* **Task requirements**:
Every line below should be repeated exactly.
--*--
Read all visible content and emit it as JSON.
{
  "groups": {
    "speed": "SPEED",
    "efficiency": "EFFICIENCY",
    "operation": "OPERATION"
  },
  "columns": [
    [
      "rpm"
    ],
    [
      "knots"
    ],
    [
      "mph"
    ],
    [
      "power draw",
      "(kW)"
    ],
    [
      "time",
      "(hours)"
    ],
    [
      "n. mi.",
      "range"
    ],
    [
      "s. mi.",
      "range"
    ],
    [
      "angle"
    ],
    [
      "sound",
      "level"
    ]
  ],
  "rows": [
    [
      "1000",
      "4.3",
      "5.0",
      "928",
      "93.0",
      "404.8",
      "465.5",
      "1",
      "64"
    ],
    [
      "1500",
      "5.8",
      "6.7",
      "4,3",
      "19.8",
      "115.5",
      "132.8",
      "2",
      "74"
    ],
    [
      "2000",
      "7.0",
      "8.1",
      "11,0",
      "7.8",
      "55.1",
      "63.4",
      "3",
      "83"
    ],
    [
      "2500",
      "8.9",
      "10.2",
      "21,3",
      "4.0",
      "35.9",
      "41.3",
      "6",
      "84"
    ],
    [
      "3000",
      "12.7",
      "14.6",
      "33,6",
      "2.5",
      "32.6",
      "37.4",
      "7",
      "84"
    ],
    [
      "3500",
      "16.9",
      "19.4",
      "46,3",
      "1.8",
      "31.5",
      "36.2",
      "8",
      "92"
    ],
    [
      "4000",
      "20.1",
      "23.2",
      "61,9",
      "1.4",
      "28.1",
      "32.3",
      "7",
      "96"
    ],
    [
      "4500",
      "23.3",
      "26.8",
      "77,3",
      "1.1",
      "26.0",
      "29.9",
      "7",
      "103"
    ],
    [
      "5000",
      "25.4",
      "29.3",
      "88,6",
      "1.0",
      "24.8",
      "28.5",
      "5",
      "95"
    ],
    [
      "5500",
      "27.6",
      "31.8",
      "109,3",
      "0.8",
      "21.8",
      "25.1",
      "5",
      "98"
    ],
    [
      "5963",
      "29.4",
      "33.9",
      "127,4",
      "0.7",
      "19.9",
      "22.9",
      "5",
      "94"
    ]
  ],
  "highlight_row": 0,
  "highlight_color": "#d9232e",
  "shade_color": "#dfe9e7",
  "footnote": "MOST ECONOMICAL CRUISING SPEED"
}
--*--
* **Task output**:
Read all visible content and emit it as JSON.
{
  "groups": {
    "speed": "SPEED",
    "efficiency": "EFFICIENCY",
    "operation": "OPERATION"
  },
  "columns": [
    [
      "rpm"
    ],
    [
      "knots"
    ],
    [
      "mph"
    ],
    [
      "power draw",
      "(kW)"
    ],
    [
      "time",
      "(hours)"
    ],
    [
      "n. mi.",
      "range"
    ],
    [
      "s. mi.",
      "range"
    ],
    [
      "angle"
    ],
    [
      "sound",
      "level"
    ]
  ],
  "rows": [
    [
      "1000",
      "4.3",
      "5.0",
      "928",
      "93.0",
      "404.8",
      "465.5",
      "1",
      "64"
    ],
    [
      "1500",
      "5.8",
      "6.7",
      "4,3",
      "19.8",
      "115.5",
      "132.8",
      "2",
      "74"
    ],
    [
      "2000",
      "7.0",
      "8.1",
      "11,0",
      "7.8",
      "55.1",
      "63.4",
      "3",
      "83"
    ],
    [
      "2500",
      "8.9",
      "10.2",
      "21,3",
      "4.0",
      "35.9",
      "41.3",
      "6",
      "84"
    ],
    [
      "3000",
      "12.7",
      "14.6",
      "33,6",
      "2.5",
      "32.6",
      "37.4",
      "7",
      "84"
    ],
    [
      "3500",
      "16.9",
      "19.4",
      "46,3",
      "1.8",
      "31.5",
      "36.2",
      "8",
      "92"
    ],
    [
      "4000",
      "20.1",
      "23.2",
      "61,9",
      "1.4",
      "28.1",
      "32.3",
      "7",
      "96"
    ],
    [
      "4500",
      "23.3",
      "26.8",
      "77,3",
      "1.1",
      "26.0",
      "29.9",
      "7",
      "103"
    ],
    [
      "5000",
      "25.4",
      "29.3",
      "88,6",
      "1.0",
      "24.8",
      "28.5",
      "5",
      "95"
    ],
    [
      "5500",
      "27.6",
      "31.8",
      "109,3",
      "0.8",
      "21.8",
      "25.1",
      "5",
      "98"
    ],
    [
      "5963",
      "29.4",
      "33.9",
      "127,4",
      "0.7",
      "19.9",
      "22.9",
      "5",
      "94"
    ]
  ],
  "highlight_row": 0,
  "highlight_color": "#d9232e",
  "shade_color": "#dfe9e7",
  "footnote": "MOST ECONOMICAL CRUISING SPEED"
}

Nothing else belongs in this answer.